The task. Leave out the pictures and repeat every record exactly.

::::

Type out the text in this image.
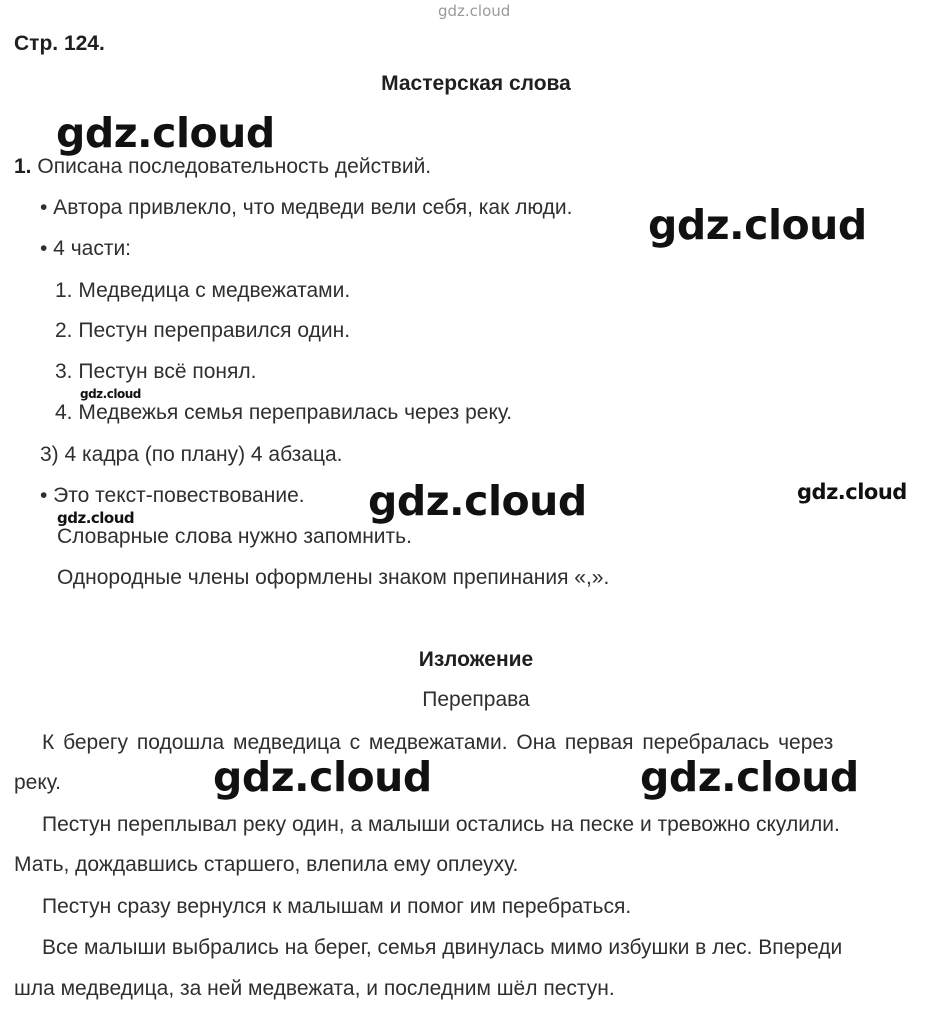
gdz.cloud
Стр. 124.
Мастерская слова
1. Описана последовательность действий.
• Автора привлекло, что медведи вели себя, как люди.
• 4 части:
1. Медведица с медвежатами.
2. Пестун переправился один.
3. Пестун всё понял.
4. Медвежья семья переправилась через реку.
3) 4 кадра (по плану) 4 абзаца.
• Это текст-повествование.
Словарные слова нужно запомнить.
Однородные члены оформлены знаком препинания «,».
Изложение
Переправа
К берегу подошла медведица с медвежатами. Она первая перебралась через
реку.
Пестун переплывал реку один, а малыши остались на песке и тревожно скулили.
Мать, дождавшись старшего, влепила ему оплеуху.
Пестун сразу вернулся к малышам и помог им перебраться.
Все малыши выбрались на берег, семья двинулась мимо избушки в лес. Впереди
шла медведица, за ней медвежата, и последним шёл пестун.
gdz.cloud
gdz.cloud
gdz.cloud
gdz.cloud	gdz.cloud
gdz.cloud
gdz.cloud	gdz.cloud
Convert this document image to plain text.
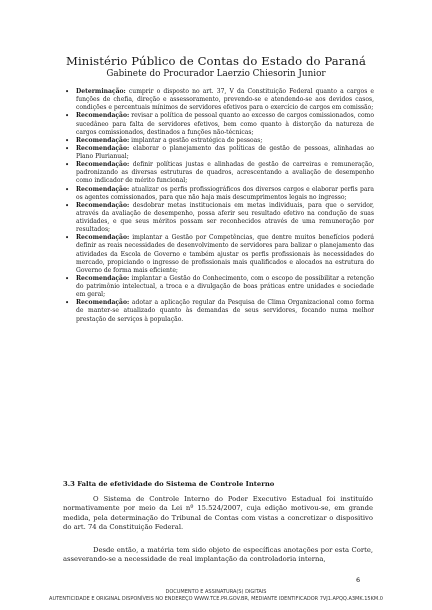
Ministério Público de Contas do Estado do Paraná
Gabinete do Procurador Laerzio Chiesorin Junior
• Determinação: cumprir o disposto no art. 37, V da Constituição Federal quanto a cargos e funções de chefia, direção e assessoramento, prevendo-se e atendendo-se aos devidos casos, condições e percentuais mínimos de servidores efetivos para o exercício de cargos em comissão;
• Recomendação: revisar a política de pessoal quanto ao excesso de cargos comissionados, como sucedâneo para falta de servidores efetivos, bem como quanto à distorção da natureza de cargos comissionados, destinados a funções não-técnicas;
• Recomendação: implantar a gestão estratégica de pessoas;
• Recomendação: elaborar o planejamento das políticas de gestão de pessoas, alinhadas ao Plano Plurianual;
• Recomendação: definir políticas justas e alinhadas de gestão de carreiras e remuneração, padronizando as diversas estruturas de quadros, acrescentando a avaliação de desempenho como indicador de mérito funcional;
• Recomendação: atualizar os perfis profissiográficos dos diversos cargos e elaborar perfis para os agentes comissionados, para que não haja mais descumprimentos legais no ingresso;
• Recomendação: desdobrar metas institucionais em metas individuais, para que o servidor, através da avaliação de desempenho, possa aferir seu resultado efetivo na condução de suas atividades, e que seus méritos possam ser reconhecidos através de uma remuneração por resultados;
• Recomendação: implantar a Gestão por Competências, que dentre muitos benefícios poderá definir as reais necessidades de desenvolvimento de servidores para balizar o planejamento das atividades da Escola de Governo e também ajustar os perfis profissionais às necessidades do mercado, propiciando o ingresso de profissionais mais qualificados e alocados na estrutura do Governo de forma mais eficiente;
• Recomendação: implantar a Gestão do Conhecimento, com o escopo de possibilitar a retenção do patrimônio intelectual, a troca e a divulgação de boas práticas entre unidades e sociedade em geral;
• Recomendação: adotar a aplicação regular da Pesquisa de Clima Organizacional como forma de manter-se atualizado quanto às demandas de seus servidores, focando numa melhor prestação de serviços à população.
3.3 Falta de efetividade do Sistema de Controle Interno

O Sistema de Controle Interno do Poder Executivo Estadual foi instituído normativamente por meio da Lei nº 15.524/2007, cuja edição motivou-se, em grande medida, pela determinação do Tribunal de Contas com vistas a concretizar o dispositivo do art. 74 da Constituição Federal.

Desde então, a matéria tem sido objeto de específicas anotações por esta Corte, asseverando-se a necessidade de real implantação da controladoria interna,

6
DOCUMENTO E ASSINATURA(S) DIGITAIS
AUTENTICIDADE E ORIGINAL DISPONÍVEIS NO ENDEREÇO WWW.TCE.PR.GOV.BR, MEDIANTE IDENTIFICADOR 7VJ1.APQQ.A3MK.15KM.0
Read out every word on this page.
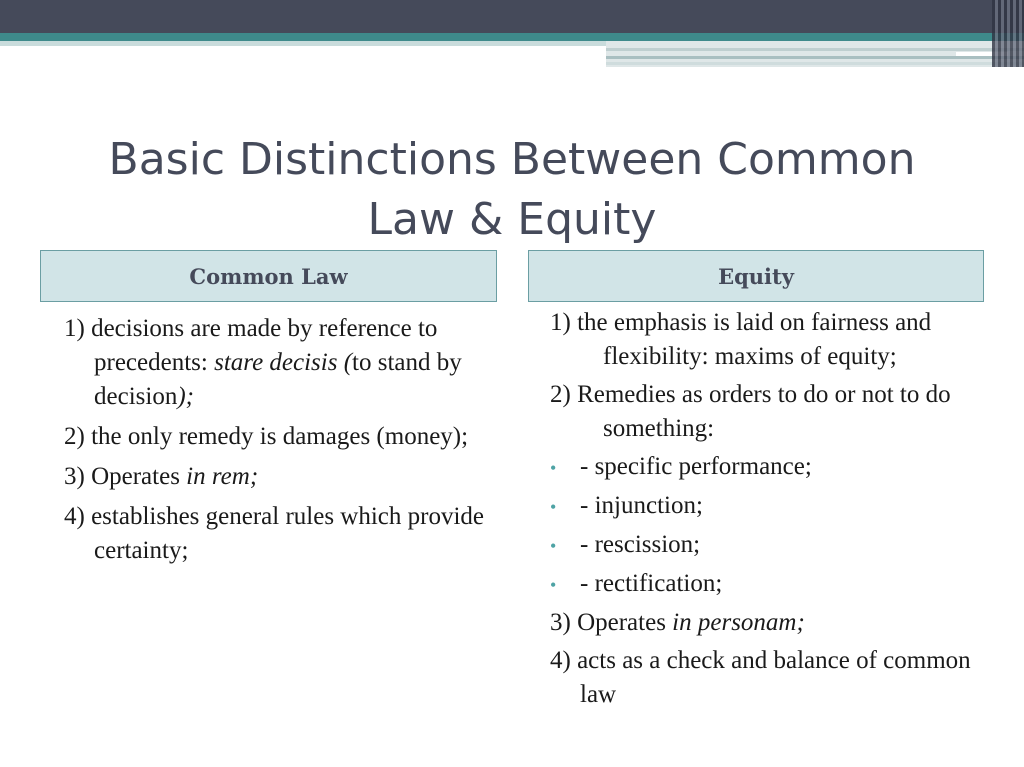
Basic Distinctions Between Common
Law & Equity
Common Law	Equity

1) decisions are made by reference to precedents: stare decisis (to stand by decision);

2) the only remedy is damages (money);

3) Operates in rem;

4) establishes general rules which provide certainty;

1) the emphasis is laid on fairness and flexibility: maxims of equity;

2) Remedies as orders to do or not to do something:

• - specific performance;
• - injunction;
• - rescission;
• - rectification;

3) Operates in personam;

4) acts as a check and balance of common law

::::

Response to the exercise.
Type out the text in this image.
gdz.cloud
Стр. 124.
Мастерская слова
1. Описана последовательность действий.
• Автора привлекло, что медведи вели себя, как люди.
• 4 части:
1. Медведица с медвежатами.
2. Пестун переправился один.
3. Пестун всё понял.
4. Медвежья семья переправилась через реку.
3) 4 кадра (по плану) 4 абзаца.
• Это текст-повествование.
Словарные слова нужно запомнить.
Однородные члены оформлены знаком препинания «,».
Изложение
Переправа
К берегу подошла медведица с медвежатами. Она первая перебралась через
реку.
Пестун переплывал реку один, а малыши остались на песке и тревожно скулили.
Мать, дождавшись старшего, влепила ему оплеуху.
Пестун сразу вернулся к малышам и помог им перебраться.
Все малыши выбрались на берег, семья двинулась мимо избушки в лес. Впереди
шла медведица, за ней медвежата, и последним шёл пестун.
gdz.cloud
gdz.cloud
gdz.cloud
gdz.cloud	gdz.cloud
gdz.cloud
gdz.cloud	gdz.cloud
Convert this document image to plain text.
Ministério Público de Contas do Estado do Paraná
Gabinete do Procurador Laerzio Chiesorin Junior
• Determinação: cumprir o disposto no art. 37, V da Constituição Federal quanto a cargos e funções de chefia, direção e assessoramento, prevendo-se e atendendo-se aos devidos casos, condições e percentuais mínimos de servidores efetivos para o exercício de cargos em comissão;
• Recomendação: revisar a política de pessoal quanto ao excesso de cargos comissionados, como sucedâneo para falta de servidores efetivos, bem como quanto à distorção da natureza de cargos comissionados, destinados a funções não-técnicas;
• Recomendação: implantar a gestão estratégica de pessoas;
• Recomendação: elaborar o planejamento das políticas de gestão de pessoas, alinhadas ao Plano Plurianual;
• Recomendação: definir políticas justas e alinhadas de gestão de carreiras e remuneração, padronizando as diversas estruturas de quadros, acrescentando a avaliação de desempenho como indicador de mérito funcional;
• Recomendação: atualizar os perfis profissiográficos dos diversos cargos e elaborar perfis para os agentes comissionados, para que não haja mais descumprimentos legais no ingresso;
• Recomendação: desdobrar metas institucionais em metas individuais, para que o servidor, através da avaliação de desempenho, possa aferir seu resultado efetivo na condução de suas atividades, e que seus méritos possam ser reconhecidos através de uma remuneração por resultados;
• Recomendação: implantar a Gestão por Competências, que dentre muitos benefícios poderá definir as reais necessidades de desenvolvimento de servidores para balizar o planejamento das atividades da Escola de Governo e também ajustar os perfis profissionais às necessidades do mercado, propiciando o ingresso de profissionais mais qualificados e alocados na estrutura do Governo de forma mais eficiente;
• Recomendação: implantar a Gestão do Conhecimento, com o escopo de possibilitar a retenção do patrimônio intelectual, a troca e a divulgação de boas práticas entre unidades e sociedade em geral;
• Recomendação: adotar a aplicação regular da Pesquisa de Clima Organizacional como forma de manter-se atualizado quanto às demandas de seus servidores, focando numa melhor prestação de serviços à população.
3.3 Falta de efetividade do Sistema de Controle Interno

O Sistema de Controle Interno do Poder Executivo Estadual foi instituído normativamente por meio da Lei nº 15.524/2007, cuja edição motivou-se, em grande medida, pela determinação do Tribunal de Contas com vistas a concretizar o dispositivo do art. 74 da Constituição Federal.

Desde então, a matéria tem sido objeto de específicas anotações por esta Corte, asseverando-se a necessidade de real implantação da controladoria interna,

6
DOCUMENTO E ASSINATURA(S) DIGITAIS
AUTENTICIDADE E ORIGINAL DISPONÍVEIS NO ENDEREÇO WWW.TCE.PR.GOV.BR, MEDIANTE IDENTIFICADOR 7VJ1.APQQ.A3MK.15KM.0
Read out every word on this page.
Basic Distinctions Between Common
Law & Equity
Common Law	Equity

1) decisions are made by reference to precedents: stare decisis (to stand by decision);

2) the only remedy is damages (money);

3) Operates in rem;

4) establishes general rules which provide certainty;

1) the emphasis is laid on fairness and flexibility: maxims of equity;

2) Remedies as orders to do or not to do something:

• - specific performance;
• - injunction;
• - rescission;
• - rectification;

3) Operates in personam;

4) acts as a check and balance of common law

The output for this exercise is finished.